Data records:
________

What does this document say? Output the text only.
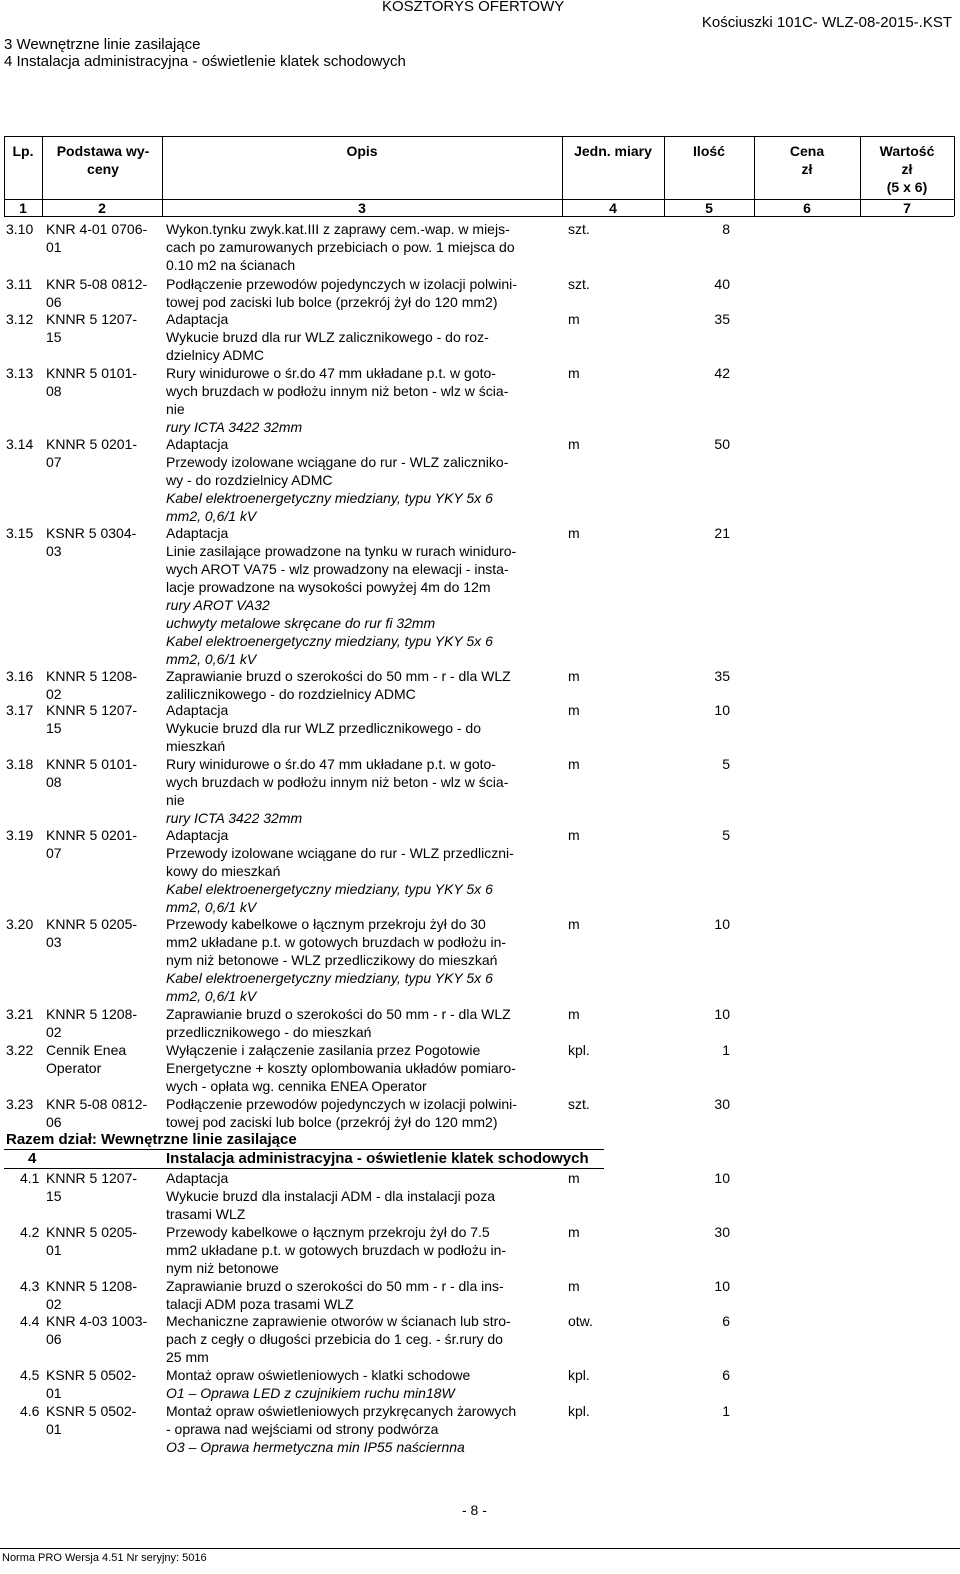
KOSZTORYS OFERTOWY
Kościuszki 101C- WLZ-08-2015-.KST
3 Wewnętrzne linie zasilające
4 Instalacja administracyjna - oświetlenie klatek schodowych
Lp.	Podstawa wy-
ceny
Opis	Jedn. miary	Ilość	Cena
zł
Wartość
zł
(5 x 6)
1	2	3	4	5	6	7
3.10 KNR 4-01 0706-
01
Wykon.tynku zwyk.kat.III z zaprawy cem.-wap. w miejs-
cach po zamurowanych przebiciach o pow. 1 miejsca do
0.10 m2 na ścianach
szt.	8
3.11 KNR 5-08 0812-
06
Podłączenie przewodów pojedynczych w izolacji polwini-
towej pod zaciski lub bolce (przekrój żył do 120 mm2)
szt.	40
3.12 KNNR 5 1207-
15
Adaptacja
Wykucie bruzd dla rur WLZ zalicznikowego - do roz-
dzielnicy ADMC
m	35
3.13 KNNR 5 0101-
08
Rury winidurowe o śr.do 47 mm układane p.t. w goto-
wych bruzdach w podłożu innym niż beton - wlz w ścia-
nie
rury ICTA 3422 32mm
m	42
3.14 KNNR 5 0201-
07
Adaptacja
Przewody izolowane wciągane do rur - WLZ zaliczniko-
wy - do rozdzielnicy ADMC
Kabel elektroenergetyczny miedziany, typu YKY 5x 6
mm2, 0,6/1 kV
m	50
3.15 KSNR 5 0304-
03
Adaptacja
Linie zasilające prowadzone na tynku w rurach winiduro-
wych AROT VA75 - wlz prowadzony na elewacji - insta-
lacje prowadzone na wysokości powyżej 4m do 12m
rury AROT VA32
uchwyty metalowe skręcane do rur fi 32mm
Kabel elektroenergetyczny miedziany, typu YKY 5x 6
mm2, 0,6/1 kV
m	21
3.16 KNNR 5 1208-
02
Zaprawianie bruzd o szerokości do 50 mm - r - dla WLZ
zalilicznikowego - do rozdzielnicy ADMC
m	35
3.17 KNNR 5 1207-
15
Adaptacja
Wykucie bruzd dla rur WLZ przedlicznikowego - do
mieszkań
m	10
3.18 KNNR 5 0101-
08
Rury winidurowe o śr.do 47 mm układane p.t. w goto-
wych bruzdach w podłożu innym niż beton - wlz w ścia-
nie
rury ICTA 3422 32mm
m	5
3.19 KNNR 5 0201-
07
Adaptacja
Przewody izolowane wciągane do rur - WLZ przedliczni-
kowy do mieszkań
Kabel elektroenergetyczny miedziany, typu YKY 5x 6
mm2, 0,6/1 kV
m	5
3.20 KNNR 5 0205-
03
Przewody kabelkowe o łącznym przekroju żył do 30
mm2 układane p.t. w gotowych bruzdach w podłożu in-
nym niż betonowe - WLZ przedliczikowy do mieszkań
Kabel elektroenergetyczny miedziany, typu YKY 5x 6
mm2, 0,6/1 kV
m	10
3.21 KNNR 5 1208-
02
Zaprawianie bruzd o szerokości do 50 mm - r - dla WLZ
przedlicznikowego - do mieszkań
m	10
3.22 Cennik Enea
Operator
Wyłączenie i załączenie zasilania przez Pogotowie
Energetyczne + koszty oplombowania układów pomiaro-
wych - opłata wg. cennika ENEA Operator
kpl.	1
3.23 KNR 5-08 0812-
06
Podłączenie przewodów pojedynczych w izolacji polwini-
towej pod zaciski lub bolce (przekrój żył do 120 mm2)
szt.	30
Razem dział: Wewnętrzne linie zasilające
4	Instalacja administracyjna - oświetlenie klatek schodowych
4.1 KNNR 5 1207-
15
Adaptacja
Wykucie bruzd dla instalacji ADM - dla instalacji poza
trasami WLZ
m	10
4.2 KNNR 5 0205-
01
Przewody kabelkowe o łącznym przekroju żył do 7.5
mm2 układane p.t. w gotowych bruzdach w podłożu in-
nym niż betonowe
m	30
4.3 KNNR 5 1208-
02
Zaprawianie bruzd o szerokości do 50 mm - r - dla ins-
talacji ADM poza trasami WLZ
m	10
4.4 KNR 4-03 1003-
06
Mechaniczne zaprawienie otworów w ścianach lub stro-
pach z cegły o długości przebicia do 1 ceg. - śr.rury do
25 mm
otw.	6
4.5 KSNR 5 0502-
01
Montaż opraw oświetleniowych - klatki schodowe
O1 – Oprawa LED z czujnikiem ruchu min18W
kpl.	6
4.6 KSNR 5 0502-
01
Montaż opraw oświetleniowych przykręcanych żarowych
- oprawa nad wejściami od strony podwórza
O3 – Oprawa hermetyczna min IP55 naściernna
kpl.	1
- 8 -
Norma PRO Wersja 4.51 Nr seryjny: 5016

________

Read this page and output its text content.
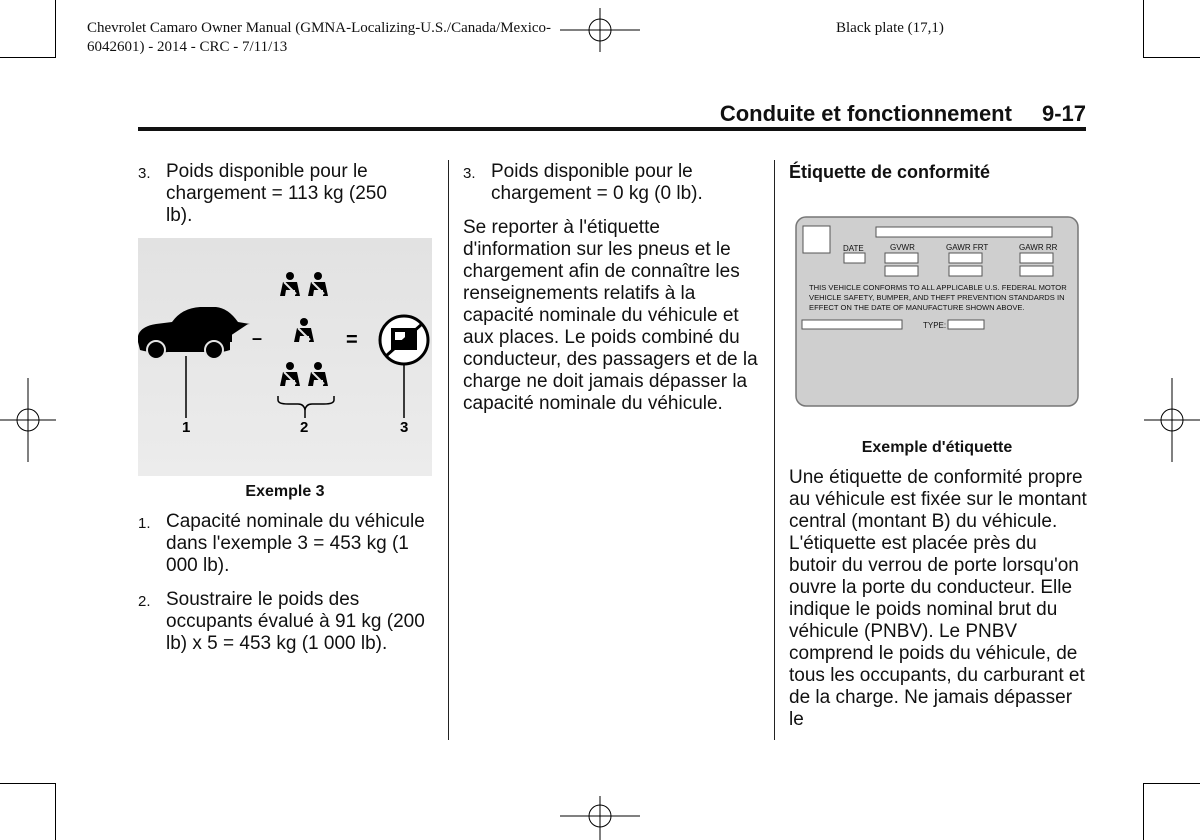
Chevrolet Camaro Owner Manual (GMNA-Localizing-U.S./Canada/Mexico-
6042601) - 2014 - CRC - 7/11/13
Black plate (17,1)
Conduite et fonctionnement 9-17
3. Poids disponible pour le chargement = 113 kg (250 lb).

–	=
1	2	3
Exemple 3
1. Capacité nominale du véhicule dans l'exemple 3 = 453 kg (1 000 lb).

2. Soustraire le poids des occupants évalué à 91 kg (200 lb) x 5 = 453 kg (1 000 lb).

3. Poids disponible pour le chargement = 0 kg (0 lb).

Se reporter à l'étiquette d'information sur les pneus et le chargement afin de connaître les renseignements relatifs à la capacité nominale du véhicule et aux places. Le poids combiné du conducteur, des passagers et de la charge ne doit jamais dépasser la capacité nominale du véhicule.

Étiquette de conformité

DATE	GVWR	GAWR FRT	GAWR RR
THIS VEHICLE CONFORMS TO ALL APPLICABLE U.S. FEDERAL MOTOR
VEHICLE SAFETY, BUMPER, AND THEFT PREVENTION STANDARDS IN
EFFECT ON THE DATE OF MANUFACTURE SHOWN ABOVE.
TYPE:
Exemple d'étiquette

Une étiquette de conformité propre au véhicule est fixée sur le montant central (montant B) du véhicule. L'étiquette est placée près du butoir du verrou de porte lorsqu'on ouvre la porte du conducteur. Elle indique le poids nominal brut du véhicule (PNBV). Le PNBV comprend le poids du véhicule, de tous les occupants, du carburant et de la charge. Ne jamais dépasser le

________

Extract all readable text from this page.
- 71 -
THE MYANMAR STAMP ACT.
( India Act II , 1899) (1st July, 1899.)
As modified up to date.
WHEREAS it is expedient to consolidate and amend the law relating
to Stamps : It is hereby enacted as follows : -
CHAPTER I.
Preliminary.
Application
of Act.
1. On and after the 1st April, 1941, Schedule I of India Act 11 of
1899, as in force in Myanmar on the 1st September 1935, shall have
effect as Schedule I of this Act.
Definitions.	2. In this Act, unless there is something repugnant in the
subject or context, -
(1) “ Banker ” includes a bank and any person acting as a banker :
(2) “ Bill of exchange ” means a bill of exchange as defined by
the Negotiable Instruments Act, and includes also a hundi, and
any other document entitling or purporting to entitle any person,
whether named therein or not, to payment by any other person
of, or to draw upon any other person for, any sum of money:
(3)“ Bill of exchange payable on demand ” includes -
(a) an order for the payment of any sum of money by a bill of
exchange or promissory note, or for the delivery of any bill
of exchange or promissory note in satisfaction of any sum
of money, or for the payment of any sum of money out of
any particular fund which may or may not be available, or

________

Exercise prompt:
From the data above, copy each line where the string "rozdzielnicy" appears.

Exercise result:
wy - do rozdzielnicy ADMC
zalilicznikowego - do rozdzielnicy ADMC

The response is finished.